§ **Given instruction**
Wherever the word "name" turns up in a line of the entries, copy that line.

[Dataset excerpts]
^^^^^^^^^^^^^^^^

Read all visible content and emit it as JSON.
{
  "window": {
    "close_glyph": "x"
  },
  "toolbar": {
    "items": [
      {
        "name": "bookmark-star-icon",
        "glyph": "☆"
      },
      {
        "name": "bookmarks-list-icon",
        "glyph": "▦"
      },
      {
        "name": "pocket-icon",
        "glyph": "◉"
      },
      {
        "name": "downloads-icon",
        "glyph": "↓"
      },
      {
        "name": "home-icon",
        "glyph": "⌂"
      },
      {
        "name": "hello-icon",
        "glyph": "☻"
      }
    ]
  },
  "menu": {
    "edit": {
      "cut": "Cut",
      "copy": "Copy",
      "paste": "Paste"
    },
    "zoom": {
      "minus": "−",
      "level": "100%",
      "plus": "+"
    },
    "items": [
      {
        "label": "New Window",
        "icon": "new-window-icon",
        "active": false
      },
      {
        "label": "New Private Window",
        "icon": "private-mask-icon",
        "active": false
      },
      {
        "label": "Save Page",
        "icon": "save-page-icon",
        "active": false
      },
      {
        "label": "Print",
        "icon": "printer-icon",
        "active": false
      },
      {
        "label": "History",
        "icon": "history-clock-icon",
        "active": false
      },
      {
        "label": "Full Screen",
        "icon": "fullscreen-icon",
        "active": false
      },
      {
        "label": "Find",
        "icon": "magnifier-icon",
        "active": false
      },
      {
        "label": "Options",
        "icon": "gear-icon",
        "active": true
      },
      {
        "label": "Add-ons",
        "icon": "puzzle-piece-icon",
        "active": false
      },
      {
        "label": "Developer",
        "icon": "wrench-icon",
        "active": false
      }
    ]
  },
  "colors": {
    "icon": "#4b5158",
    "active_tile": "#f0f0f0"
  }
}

^^^^^^^^^^^^^^^^

§ **Written answer**
        "name": "bookmark-star-icon",
        "name": "bookmarks-list-icon",
        "name": "pocket-icon",
        "name": "downloads-icon",
        "name": "home-icon",
        "name": "hello-icon",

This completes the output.